(Dataset records)

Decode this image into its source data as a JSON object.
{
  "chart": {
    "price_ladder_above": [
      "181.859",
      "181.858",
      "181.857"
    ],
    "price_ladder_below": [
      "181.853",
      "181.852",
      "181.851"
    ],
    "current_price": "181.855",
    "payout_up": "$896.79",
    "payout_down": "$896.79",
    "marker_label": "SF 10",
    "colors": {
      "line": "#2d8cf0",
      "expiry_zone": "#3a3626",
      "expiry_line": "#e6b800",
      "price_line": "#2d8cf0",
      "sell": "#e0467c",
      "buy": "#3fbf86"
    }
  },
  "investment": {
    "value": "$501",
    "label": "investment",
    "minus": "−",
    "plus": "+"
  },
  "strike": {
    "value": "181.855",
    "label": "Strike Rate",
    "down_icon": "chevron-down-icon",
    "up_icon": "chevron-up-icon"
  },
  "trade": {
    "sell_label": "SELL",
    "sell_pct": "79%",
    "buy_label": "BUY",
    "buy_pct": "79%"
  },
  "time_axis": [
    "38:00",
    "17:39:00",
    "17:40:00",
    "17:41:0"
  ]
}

What to do –
Copy the data above exactly. Every line must be included.

The result –
Decode this image into its source data as a JSON object.
{
  "chart": {
    "price_ladder_above": [
      "181.859",
      "181.858",
      "181.857"
    ],
    "price_ladder_below": [
      "181.853",
      "181.852",
      "181.851"
    ],
    "current_price": "181.855",
    "payout_up": "$896.79",
    "payout_down": "$896.79",
    "marker_label": "SF 10",
    "colors": {
      "line": "#2d8cf0",
      "expiry_zone": "#3a3626",
      "expiry_line": "#e6b800",
      "price_line": "#2d8cf0",
      "sell": "#e0467c",
      "buy": "#3fbf86"
    }
  },
  "investment": {
    "value": "$501",
    "label": "investment",
    "minus": "−",
    "plus": "+"
  },
  "strike": {
    "value": "181.855",
    "label": "Strike Rate",
    "down_icon": "chevron-down-icon",
    "up_icon": "chevron-up-icon"
  },
  "trade": {
    "sell_label": "SELL",
    "sell_pct": "79%",
    "buy_label": "BUY",
    "buy_pct": "79%"
  },
  "time_axis": [
    "38:00",
    "17:39:00",
    "17:40:00",
    "17:41:0"
  ]
}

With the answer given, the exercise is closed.